◆ To do ◆
1 - Answer these questions from the passage about the antitrust comments on food supply chains.
(a) Which organization filed the comments?
(b) What is the docket number of the proceeding?
(c) During what event did the potentially catastrophic effect of supply chain disruption become apparent?
2 - Carry on the passage about the antitrust comments on food supply chains, beginning right after its last sentence.

◆ Selected excerpt ◆
======

The American Antitrust Institute filed comments in the U.S. Department of Agriculture (USDA), Agriculture Marketing Service (AMS) proceeding Supply Chains for the Production of Agricultural Commodities and Food Products (Docket: AMS-TM-21-0034). The integrity and stability of the food system is a matter of national health, safety, and security. Disruption of any food and agriculture supply chains is potentially catastrophic, as became apparent during the COVID pandemic. As the economic recovery puts increased pressure on demand for agricultural commodities and food products, those risks remain very real.

======

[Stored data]
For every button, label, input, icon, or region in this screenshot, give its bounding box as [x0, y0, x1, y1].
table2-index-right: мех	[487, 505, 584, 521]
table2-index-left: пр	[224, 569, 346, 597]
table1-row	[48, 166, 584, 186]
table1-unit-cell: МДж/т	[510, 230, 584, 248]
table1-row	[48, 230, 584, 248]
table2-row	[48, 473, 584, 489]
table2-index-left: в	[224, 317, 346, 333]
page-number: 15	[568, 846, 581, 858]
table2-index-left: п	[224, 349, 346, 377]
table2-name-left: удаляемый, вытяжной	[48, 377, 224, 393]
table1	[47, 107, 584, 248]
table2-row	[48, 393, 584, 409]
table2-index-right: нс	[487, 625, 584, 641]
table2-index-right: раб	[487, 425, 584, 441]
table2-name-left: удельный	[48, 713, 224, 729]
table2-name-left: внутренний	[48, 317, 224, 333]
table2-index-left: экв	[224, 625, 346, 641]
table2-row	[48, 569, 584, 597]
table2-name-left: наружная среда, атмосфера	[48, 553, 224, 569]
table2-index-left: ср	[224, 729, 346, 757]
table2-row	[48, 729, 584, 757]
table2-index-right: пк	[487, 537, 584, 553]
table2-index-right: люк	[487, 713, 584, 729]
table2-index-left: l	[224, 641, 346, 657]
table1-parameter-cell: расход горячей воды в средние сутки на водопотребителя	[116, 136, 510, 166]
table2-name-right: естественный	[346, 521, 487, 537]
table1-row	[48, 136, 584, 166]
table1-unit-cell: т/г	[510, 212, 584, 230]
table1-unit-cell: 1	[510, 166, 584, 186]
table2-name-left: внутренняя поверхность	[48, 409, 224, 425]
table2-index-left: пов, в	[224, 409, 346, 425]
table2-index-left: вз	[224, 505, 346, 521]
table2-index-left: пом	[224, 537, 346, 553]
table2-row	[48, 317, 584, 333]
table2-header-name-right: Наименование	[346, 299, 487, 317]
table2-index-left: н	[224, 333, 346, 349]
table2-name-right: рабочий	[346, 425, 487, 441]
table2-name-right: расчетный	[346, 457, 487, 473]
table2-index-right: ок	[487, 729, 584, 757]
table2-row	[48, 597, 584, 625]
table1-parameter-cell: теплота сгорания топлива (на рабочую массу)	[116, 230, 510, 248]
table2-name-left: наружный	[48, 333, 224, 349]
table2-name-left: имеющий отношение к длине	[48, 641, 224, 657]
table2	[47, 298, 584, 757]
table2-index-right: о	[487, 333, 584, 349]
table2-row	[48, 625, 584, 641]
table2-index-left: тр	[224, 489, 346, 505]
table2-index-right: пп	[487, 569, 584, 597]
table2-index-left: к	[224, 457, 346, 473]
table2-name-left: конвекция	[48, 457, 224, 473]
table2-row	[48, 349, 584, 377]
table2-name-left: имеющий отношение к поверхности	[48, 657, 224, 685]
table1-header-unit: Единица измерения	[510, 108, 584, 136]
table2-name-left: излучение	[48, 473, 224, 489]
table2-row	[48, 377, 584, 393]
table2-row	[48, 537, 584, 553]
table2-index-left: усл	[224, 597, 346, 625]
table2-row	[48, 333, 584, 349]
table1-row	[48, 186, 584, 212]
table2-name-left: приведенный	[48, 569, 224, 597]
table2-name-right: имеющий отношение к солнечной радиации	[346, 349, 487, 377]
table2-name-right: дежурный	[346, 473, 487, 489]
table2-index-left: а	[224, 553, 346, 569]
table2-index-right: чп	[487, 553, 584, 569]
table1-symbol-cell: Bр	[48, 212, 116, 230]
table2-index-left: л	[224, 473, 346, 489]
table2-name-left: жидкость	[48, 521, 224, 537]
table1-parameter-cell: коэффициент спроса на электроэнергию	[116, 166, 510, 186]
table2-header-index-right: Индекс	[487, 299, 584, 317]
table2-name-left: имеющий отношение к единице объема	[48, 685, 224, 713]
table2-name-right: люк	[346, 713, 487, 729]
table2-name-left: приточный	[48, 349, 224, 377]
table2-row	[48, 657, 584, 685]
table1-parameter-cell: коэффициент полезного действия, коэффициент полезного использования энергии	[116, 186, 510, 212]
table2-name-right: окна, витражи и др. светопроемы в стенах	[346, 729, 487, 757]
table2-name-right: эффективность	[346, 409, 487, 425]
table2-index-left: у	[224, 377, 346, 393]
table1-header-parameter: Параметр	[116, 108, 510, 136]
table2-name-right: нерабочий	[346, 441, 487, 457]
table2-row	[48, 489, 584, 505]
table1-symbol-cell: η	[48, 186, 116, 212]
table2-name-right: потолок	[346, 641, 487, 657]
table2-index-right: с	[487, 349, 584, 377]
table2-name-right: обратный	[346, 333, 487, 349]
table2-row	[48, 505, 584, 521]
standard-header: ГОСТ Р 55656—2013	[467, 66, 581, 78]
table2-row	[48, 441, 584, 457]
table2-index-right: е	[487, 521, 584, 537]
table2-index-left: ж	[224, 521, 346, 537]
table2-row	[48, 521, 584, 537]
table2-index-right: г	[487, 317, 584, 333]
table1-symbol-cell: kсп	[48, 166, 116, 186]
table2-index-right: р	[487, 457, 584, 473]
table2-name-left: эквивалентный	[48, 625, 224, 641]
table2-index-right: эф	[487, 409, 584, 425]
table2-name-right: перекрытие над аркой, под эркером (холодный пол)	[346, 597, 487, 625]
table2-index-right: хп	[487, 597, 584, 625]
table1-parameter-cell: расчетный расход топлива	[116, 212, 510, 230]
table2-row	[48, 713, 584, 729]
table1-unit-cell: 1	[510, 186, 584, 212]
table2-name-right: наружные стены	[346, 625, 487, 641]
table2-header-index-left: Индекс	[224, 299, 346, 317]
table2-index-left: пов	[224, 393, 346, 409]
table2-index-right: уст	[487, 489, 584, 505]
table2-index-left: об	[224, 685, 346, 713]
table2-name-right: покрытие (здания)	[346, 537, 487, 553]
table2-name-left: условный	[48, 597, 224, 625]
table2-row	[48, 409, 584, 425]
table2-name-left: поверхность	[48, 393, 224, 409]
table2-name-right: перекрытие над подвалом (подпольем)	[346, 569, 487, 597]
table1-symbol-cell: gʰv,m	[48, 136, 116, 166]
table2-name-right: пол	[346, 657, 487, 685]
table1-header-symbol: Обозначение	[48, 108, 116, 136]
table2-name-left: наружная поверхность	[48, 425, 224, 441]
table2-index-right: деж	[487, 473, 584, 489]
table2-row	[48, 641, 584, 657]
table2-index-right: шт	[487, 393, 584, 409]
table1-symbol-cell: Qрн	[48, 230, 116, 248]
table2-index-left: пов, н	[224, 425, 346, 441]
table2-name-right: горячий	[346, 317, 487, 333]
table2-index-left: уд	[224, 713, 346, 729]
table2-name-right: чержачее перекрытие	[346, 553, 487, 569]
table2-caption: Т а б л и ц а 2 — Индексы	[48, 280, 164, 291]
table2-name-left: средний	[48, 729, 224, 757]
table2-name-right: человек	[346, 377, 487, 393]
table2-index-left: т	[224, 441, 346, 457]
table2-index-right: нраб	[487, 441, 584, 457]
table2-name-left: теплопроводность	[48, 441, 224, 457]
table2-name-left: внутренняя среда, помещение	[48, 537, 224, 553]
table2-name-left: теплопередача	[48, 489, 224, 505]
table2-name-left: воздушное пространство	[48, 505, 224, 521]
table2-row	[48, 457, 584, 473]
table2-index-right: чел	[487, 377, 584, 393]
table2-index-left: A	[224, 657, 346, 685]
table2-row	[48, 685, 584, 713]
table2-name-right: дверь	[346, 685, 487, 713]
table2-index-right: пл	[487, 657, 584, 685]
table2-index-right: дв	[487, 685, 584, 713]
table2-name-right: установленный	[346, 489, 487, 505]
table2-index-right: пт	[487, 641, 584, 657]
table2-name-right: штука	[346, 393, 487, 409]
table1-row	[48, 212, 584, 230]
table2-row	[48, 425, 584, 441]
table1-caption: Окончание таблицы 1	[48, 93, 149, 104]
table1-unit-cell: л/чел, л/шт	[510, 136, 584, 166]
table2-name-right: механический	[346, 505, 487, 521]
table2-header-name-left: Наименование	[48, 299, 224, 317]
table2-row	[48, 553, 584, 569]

======

◆ Responses in order ◆
1 -
(a) The American Antitrust Institute.
(b) AMS-TM-21-0034.
(c) The COVID pandemic.

2 -
AAI’s comments in the USDA proceeding highlight a lack of competition as a major cause of instability and lack of resilience in U.S. food supply chains. They address the harmful effects of rollbacks of important regulations under the Trump administration, pervasive “bottlenecks” in the food supply chains that result from concentration, and challenges facing public and private enforcement in policing anticompetitive mergers and conduct in the food system. AAI suggests four areas where USDA can be more proactive in addressing concentration and supply chain problems in food and agriculture, including interagency coordination, facilitating price transparency, working to limit or prohibit vertical integration, and food labeling to foster competition on quality and consumer choice.
AAI has a more than 20-year history of research, education, and advocacy on the importance of vigorous antitrust enforcement and constructive competition policy in the food and agricultural sectors. AAI has provided legal, economic, business, and institutional analysis of the adverse effects of consolidation and concentration on producers, consumers, independent business, and the stability and security of the food supply chains. This work spans various sectors, including agricultural inputs such as fertilizer, crop traits, and seed; protein and grain processing; food manufacturing; broadline food distribution; and retail grocery.